***** Material for this exercise
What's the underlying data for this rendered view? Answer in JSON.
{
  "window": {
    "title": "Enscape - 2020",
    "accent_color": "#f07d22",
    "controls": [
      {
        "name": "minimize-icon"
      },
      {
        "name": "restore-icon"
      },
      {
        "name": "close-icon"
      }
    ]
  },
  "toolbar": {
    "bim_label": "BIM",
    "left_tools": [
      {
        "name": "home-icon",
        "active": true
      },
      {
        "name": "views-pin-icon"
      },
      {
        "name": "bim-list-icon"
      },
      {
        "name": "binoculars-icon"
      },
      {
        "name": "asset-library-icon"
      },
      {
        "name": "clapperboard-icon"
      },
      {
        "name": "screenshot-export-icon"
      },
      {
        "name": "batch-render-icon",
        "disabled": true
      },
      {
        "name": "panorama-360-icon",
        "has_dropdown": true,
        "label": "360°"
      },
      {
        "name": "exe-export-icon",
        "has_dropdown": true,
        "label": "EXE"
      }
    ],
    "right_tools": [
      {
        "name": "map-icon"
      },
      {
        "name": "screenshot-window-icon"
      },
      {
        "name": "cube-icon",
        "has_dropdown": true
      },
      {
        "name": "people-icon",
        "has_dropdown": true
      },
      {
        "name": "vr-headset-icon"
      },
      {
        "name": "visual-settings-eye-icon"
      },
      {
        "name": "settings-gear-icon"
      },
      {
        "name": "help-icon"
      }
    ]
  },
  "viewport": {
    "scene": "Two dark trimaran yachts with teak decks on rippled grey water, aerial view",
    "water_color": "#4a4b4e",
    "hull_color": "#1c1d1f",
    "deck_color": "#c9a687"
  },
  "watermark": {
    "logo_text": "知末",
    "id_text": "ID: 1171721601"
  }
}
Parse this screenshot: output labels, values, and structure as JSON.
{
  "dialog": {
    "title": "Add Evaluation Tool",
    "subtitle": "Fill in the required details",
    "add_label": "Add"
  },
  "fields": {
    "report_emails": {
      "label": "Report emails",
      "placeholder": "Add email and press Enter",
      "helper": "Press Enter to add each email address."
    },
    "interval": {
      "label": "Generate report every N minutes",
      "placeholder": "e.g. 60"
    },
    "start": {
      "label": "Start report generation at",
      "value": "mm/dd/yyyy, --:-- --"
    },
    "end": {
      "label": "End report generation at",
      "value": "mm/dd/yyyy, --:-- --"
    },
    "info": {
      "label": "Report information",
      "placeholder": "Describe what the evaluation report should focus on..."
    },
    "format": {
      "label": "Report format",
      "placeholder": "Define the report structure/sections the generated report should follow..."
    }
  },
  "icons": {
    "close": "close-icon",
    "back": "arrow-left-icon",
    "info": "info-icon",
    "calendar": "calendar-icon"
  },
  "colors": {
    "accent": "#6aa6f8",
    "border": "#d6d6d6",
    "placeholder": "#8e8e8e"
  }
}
**********
What you should do: Extract each entry in full, exactly as given.

Solution:
What's the underlying data for this rendered view? Answer in JSON.
{
  "window": {
    "title": "Enscape - 2020",
    "accent_color": "#f07d22",
    "controls": [
      {
        "name": "minimize-icon"
      },
      {
        "name": "restore-icon"
      },
      {
        "name": "close-icon"
      }
    ]
  },
  "toolbar": {
    "bim_label": "BIM",
    "left_tools": [
      {
        "name": "home-icon",
        "active": true
      },
      {
        "name": "views-pin-icon"
      },
      {
        "name": "bim-list-icon"
      },
      {
        "name": "binoculars-icon"
      },
      {
        "name": "asset-library-icon"
      },
      {
        "name": "clapperboard-icon"
      },
      {
        "name": "screenshot-export-icon"
      },
      {
        "name": "batch-render-icon",
        "disabled": true
      },
      {
        "name": "panorama-360-icon",
        "has_dropdown": true,
        "label": "360°"
      },
      {
        "name": "exe-export-icon",
        "has_dropdown": true,
        "label": "EXE"
      }
    ],
    "right_tools": [
      {
        "name": "map-icon"
      },
      {
        "name": "screenshot-window-icon"
      },
      {
        "name": "cube-icon",
        "has_dropdown": true
      },
      {
        "name": "people-icon",
        "has_dropdown": true
      },
      {
        "name": "vr-headset-icon"
      },
      {
        "name": "visual-settings-eye-icon"
      },
      {
        "name": "settings-gear-icon"
      },
      {
        "name": "help-icon"
      }
    ]
  },
  "viewport": {
    "scene": "Two dark trimaran yachts with teak decks on rippled grey water, aerial view",
    "water_color": "#4a4b4e",
    "hull_color": "#1c1d1f",
    "deck_color": "#c9a687"
  },
  "watermark": {
    "logo_text": "知末",
    "id_text": "ID: 1171721601"
  }
}
Parse this screenshot: output labels, values, and structure as JSON.
{
  "dialog": {
    "title": "Add Evaluation Tool",
    "subtitle": "Fill in the required details",
    "add_label": "Add"
  },
  "fields": {
    "report_emails": {
      "label": "Report emails",
      "placeholder": "Add email and press Enter",
      "helper": "Press Enter to add each email address."
    },
    "interval": {
      "label": "Generate report every N minutes",
      "placeholder": "e.g. 60"
    },
    "start": {
      "label": "Start report generation at",
      "value": "mm/dd/yyyy, --:-- --"
    },
    "end": {
      "label": "End report generation at",
      "value": "mm/dd/yyyy, --:-- --"
    },
    "info": {
      "label": "Report information",
      "placeholder": "Describe what the evaluation report should focus on..."
    },
    "format": {
      "label": "Report format",
      "placeholder": "Define the report structure/sections the generated report should follow..."
    }
  },
  "icons": {
    "close": "close-icon",
    "back": "arrow-left-icon",
    "info": "info-icon",
    "calendar": "calendar-icon"
  },
  "colors": {
    "accent": "#6aa6f8",
    "border": "#d6d6d6",
    "placeholder": "#8e8e8e"
  }
}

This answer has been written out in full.